Directive: Copy out the lines of the entries below, starting at the line that contains "For 33 of the" and ending at the line that contains "data-label: 5.8% [309, 286, 334, 294]", with both of those lines included, and leave the pictures out of your answer.

Excerpted data:
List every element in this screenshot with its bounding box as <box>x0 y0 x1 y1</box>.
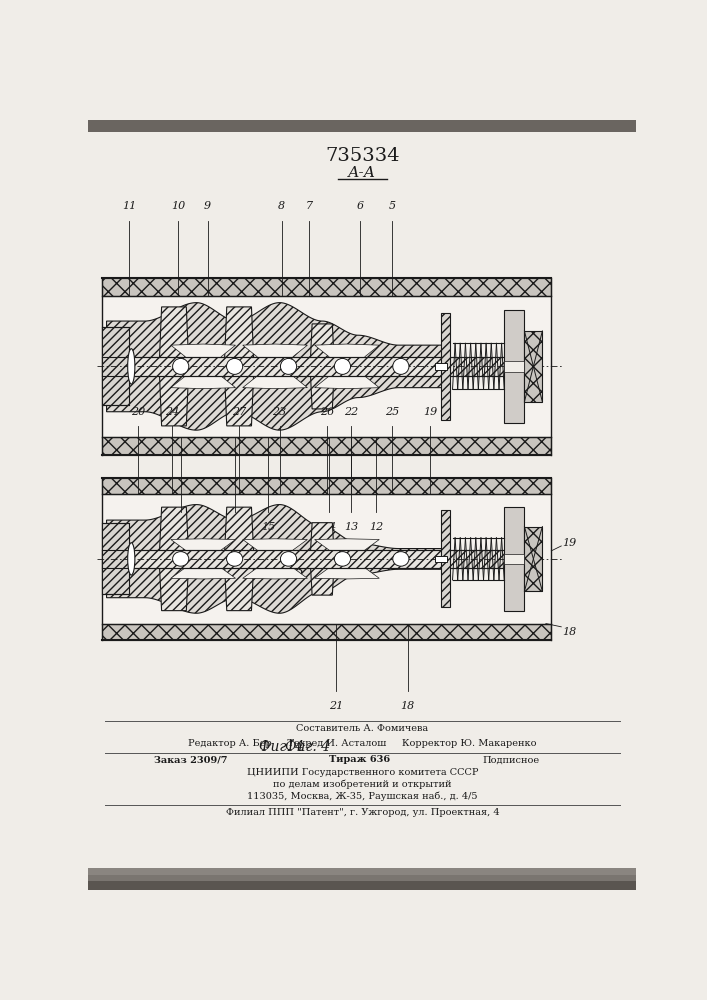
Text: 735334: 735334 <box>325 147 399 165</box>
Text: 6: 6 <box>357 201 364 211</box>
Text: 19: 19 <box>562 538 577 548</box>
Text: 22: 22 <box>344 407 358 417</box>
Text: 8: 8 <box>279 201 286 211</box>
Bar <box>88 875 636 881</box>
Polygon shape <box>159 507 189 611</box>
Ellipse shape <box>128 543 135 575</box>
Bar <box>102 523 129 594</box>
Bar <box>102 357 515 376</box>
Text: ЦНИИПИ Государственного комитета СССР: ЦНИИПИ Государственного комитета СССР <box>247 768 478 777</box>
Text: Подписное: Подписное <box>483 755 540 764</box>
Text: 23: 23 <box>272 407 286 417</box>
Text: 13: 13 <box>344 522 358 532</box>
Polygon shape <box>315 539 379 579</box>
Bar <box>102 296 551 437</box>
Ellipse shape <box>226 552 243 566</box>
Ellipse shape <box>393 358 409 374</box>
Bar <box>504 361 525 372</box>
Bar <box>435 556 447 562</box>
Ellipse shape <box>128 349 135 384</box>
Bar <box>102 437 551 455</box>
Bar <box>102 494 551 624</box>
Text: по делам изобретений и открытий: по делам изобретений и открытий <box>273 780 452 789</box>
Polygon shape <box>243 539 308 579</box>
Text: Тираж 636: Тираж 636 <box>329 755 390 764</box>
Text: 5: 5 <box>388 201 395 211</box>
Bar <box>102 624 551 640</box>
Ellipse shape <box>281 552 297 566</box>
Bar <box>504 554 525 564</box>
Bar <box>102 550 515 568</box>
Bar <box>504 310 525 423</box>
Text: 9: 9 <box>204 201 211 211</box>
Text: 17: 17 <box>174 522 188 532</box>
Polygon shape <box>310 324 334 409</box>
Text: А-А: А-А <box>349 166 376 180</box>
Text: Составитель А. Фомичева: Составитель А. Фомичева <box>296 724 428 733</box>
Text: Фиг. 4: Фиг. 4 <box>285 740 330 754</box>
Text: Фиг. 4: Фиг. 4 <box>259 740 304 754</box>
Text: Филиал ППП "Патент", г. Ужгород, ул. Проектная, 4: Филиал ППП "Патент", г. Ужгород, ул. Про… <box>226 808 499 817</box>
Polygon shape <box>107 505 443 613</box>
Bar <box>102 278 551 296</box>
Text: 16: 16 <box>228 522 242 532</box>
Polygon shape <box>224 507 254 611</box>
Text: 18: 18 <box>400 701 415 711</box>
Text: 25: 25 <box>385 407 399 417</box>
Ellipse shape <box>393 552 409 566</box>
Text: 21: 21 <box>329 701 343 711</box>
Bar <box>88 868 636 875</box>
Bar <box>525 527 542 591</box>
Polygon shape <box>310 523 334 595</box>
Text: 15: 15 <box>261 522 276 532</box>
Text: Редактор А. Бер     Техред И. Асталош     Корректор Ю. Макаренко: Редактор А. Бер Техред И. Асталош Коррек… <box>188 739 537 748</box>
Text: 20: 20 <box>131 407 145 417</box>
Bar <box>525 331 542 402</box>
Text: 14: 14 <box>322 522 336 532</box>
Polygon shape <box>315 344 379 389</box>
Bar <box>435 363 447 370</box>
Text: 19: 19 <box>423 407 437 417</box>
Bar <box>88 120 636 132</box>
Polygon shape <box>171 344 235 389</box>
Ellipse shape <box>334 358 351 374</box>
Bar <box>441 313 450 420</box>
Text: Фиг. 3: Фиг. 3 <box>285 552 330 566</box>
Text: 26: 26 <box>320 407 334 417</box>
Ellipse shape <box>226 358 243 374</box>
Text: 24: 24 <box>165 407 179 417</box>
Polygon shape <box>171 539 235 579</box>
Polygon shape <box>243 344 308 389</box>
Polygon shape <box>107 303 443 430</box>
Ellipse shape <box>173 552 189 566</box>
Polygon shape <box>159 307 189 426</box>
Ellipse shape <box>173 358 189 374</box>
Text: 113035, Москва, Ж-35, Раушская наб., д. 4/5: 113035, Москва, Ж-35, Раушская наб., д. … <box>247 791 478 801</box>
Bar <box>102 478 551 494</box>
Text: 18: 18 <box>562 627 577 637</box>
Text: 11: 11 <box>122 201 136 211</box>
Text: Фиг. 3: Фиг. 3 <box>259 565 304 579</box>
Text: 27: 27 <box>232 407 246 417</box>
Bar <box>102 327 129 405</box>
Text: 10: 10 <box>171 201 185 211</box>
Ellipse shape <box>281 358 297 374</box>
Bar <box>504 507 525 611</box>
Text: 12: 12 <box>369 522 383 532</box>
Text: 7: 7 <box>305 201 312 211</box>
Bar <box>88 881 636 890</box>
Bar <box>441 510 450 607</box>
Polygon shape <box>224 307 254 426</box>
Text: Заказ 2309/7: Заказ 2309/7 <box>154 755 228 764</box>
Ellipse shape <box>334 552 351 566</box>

---

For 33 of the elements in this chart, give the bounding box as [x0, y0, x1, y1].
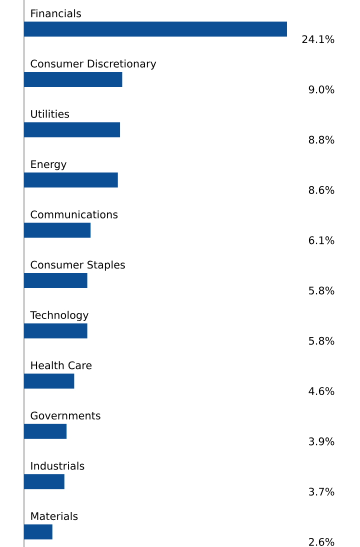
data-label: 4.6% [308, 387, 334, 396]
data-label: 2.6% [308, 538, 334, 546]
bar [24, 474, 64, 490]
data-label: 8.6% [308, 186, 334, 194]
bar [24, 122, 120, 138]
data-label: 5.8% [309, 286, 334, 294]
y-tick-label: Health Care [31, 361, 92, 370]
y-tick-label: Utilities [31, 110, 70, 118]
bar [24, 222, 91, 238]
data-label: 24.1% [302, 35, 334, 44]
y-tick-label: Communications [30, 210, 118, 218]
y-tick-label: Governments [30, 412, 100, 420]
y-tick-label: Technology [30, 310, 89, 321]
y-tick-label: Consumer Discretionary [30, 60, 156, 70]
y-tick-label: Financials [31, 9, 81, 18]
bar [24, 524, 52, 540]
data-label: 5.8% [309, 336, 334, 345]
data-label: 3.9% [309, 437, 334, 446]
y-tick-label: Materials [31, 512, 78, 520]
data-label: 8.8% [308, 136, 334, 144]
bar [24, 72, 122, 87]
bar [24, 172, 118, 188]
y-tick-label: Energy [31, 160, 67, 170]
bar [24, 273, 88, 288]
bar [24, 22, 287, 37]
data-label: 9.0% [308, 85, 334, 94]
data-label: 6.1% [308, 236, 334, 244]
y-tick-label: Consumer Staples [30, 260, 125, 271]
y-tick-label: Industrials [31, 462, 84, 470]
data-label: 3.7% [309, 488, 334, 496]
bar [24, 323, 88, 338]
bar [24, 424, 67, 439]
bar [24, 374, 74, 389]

* * *

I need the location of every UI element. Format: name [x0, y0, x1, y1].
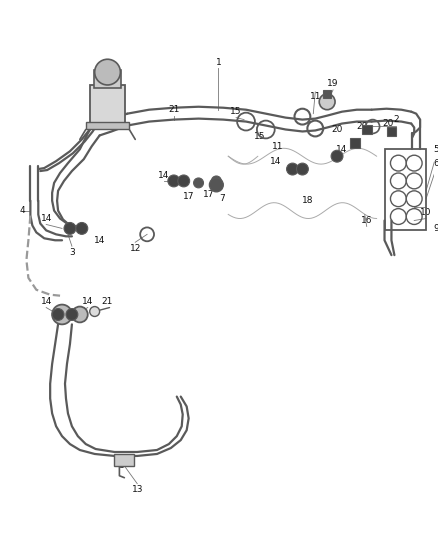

Response to the exercise:
For 33 of the elements in this chart, give the bounding box as [x0, y0, x1, y1].
data-label: 4.6% [308, 387, 334, 396]
data-label: 2.6% [308, 538, 334, 546]
bar [24, 474, 64, 490]
data-label: 8.6% [308, 186, 334, 194]
bar [24, 122, 120, 138]
data-label: 5.8% [309, 286, 334, 294]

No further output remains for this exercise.